------ DATA TO USE ------

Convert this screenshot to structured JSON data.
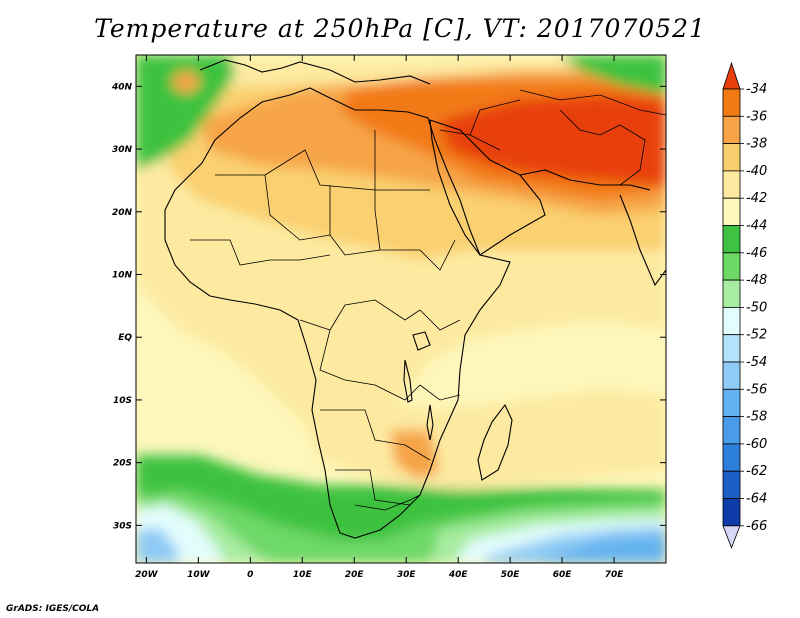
{
  "title": "Temperature at 250hPa [C], VT: 2017070521",
  "credit": "GrADS: IGES/COLA",
  "map": {
    "lon_range": [
      -22,
      80
    ],
    "lat_range": [
      -36,
      45
    ],
    "lat_labels": [
      {
        "lat": 40,
        "text": "40N"
      },
      {
        "lat": 30,
        "text": "30N"
      },
      {
        "lat": 20,
        "text": "20N"
      },
      {
        "lat": 10,
        "text": "10N"
      },
      {
        "lat": 0,
        "text": "EQ"
      },
      {
        "lat": -10,
        "text": "10S"
      },
      {
        "lat": -20,
        "text": "20S"
      },
      {
        "lat": -30,
        "text": "30S"
      }
    ],
    "lon_labels": [
      {
        "lon": -20,
        "text": "20W"
      },
      {
        "lon": -10,
        "text": "10W"
      },
      {
        "lon": 0,
        "text": "0"
      },
      {
        "lon": 10,
        "text": "10E"
      },
      {
        "lon": 20,
        "text": "20E"
      },
      {
        "lon": 30,
        "text": "30E"
      },
      {
        "lon": 40,
        "text": "40E"
      },
      {
        "lon": 50,
        "text": "50E"
      },
      {
        "lon": 60,
        "text": "60E"
      },
      {
        "lon": 70,
        "text": "70E"
      }
    ]
  },
  "colorbar": {
    "levels": [
      "-34",
      "-36",
      "-38",
      "-40",
      "-42",
      "-44",
      "-46",
      "-48",
      "-50",
      "-52",
      "-54",
      "-56",
      "-58",
      "-60",
      "-62",
      "-64",
      "-66"
    ],
    "colors": [
      "#e8400c",
      "#f27a14",
      "#f6a446",
      "#fad06f",
      "#fdeaa0",
      "#fdf7bb",
      "#3ec241",
      "#6ed867",
      "#a7eca0",
      "#e3fdfd",
      "#b3e3fb",
      "#8fcbf5",
      "#63b2ef",
      "#4a9be8",
      "#2c7fda",
      "#1a5fc5",
      "#0f3ca8",
      "#0a1f82"
    ]
  }
}
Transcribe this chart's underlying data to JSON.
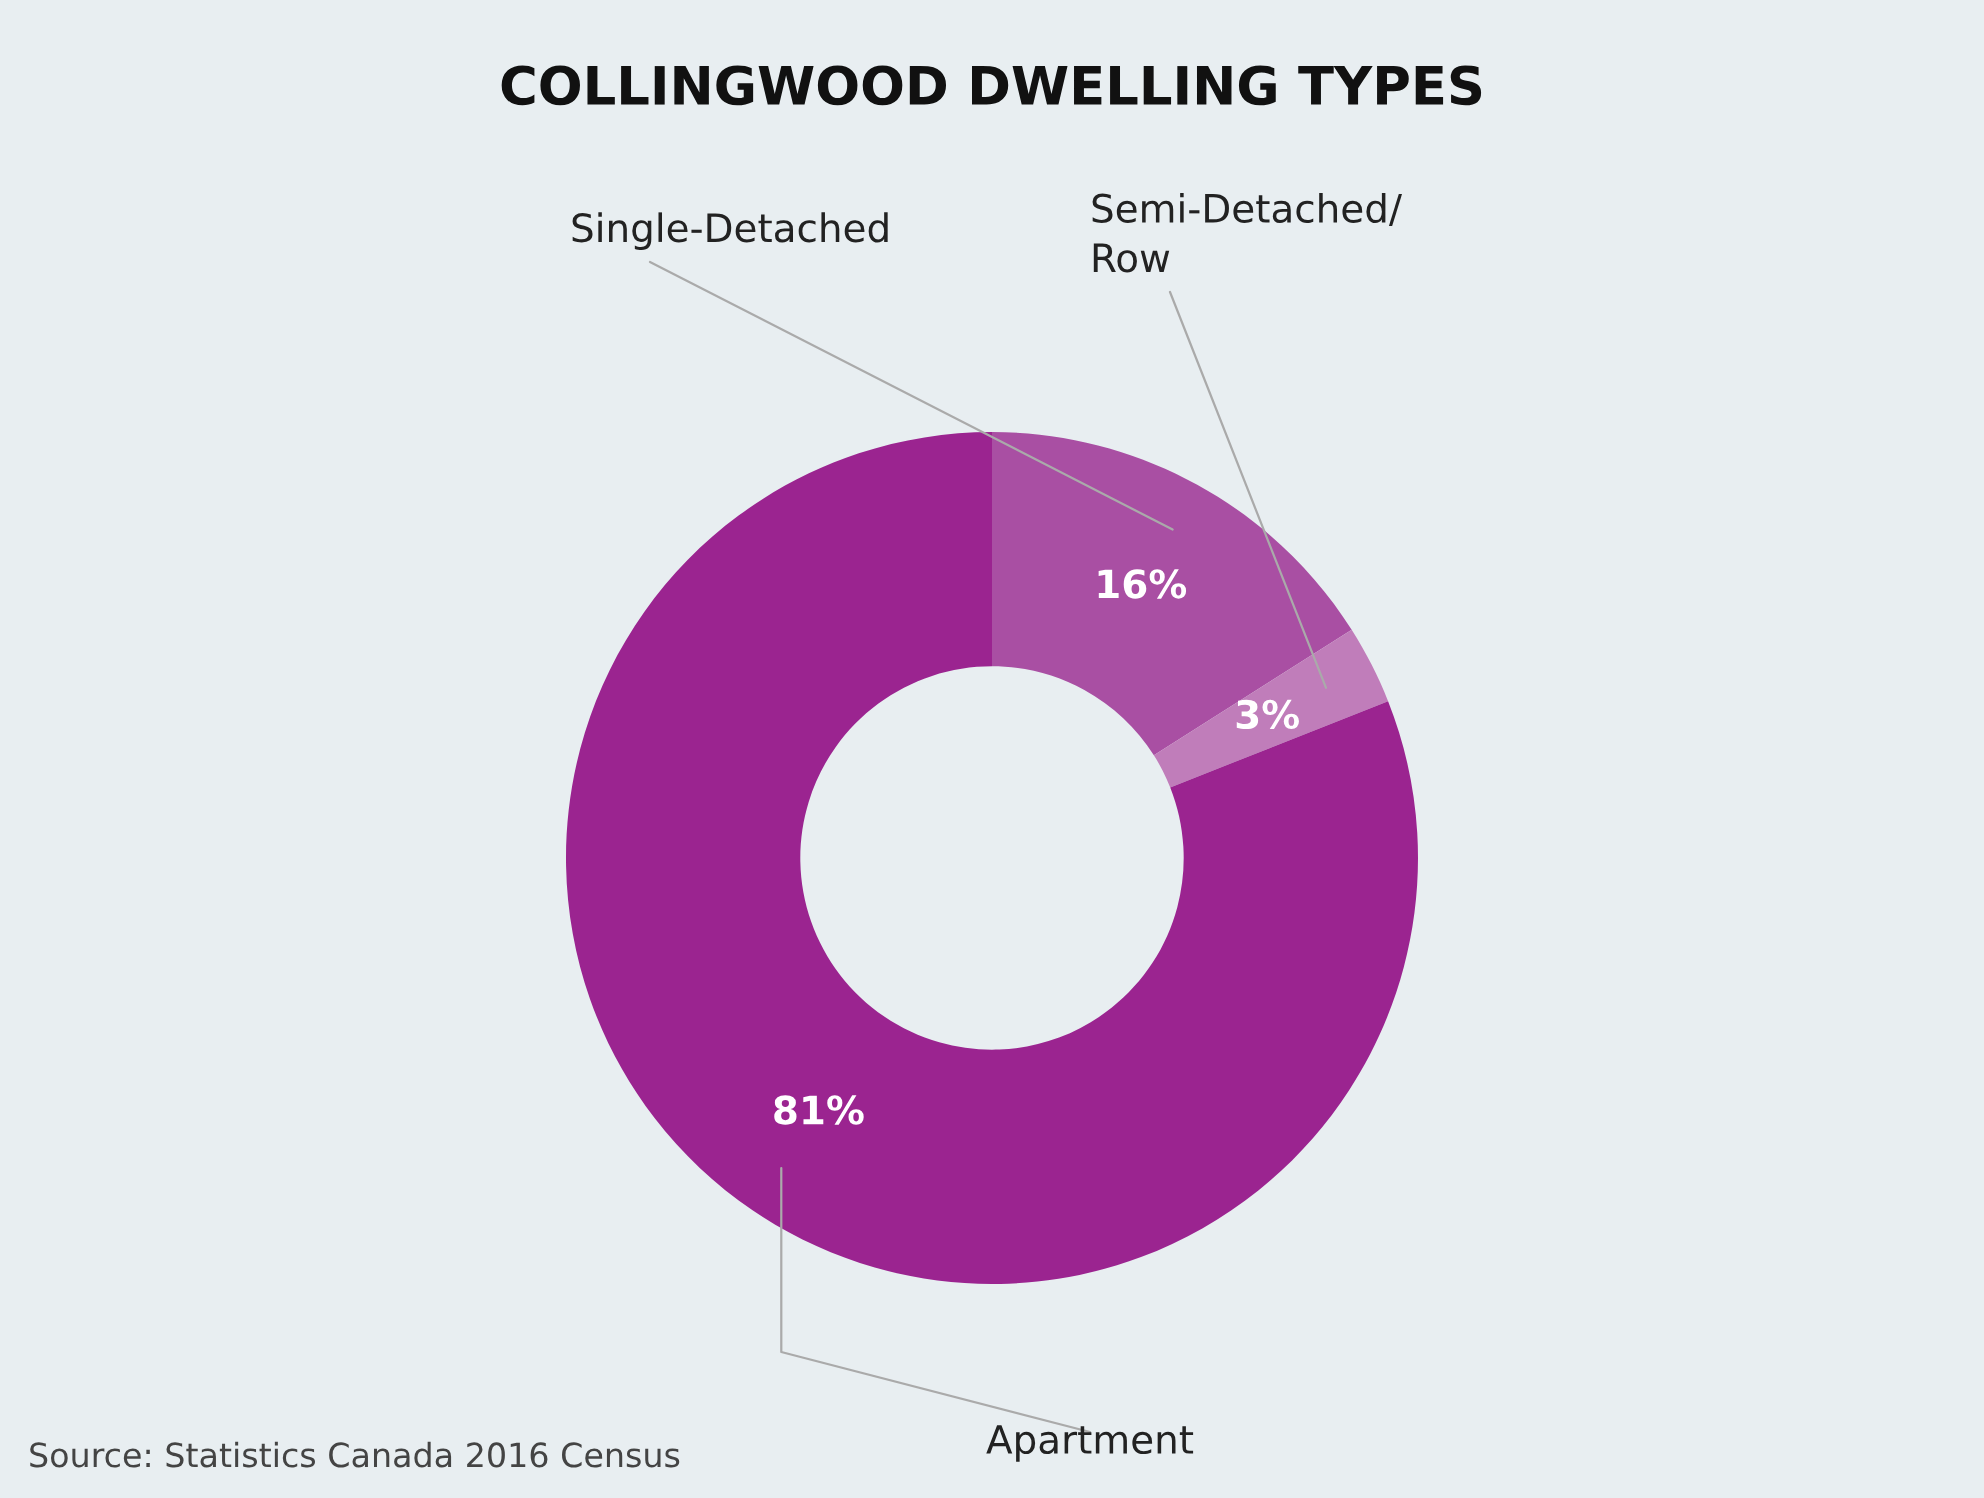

------

--- EXERCISE AIM ---
Report all lines of the material that contain the word "this".

--- FULL RESPONSE ---
Convert this screenshot to structured JSON data.
Transcribe this chart's underlying data to JSON.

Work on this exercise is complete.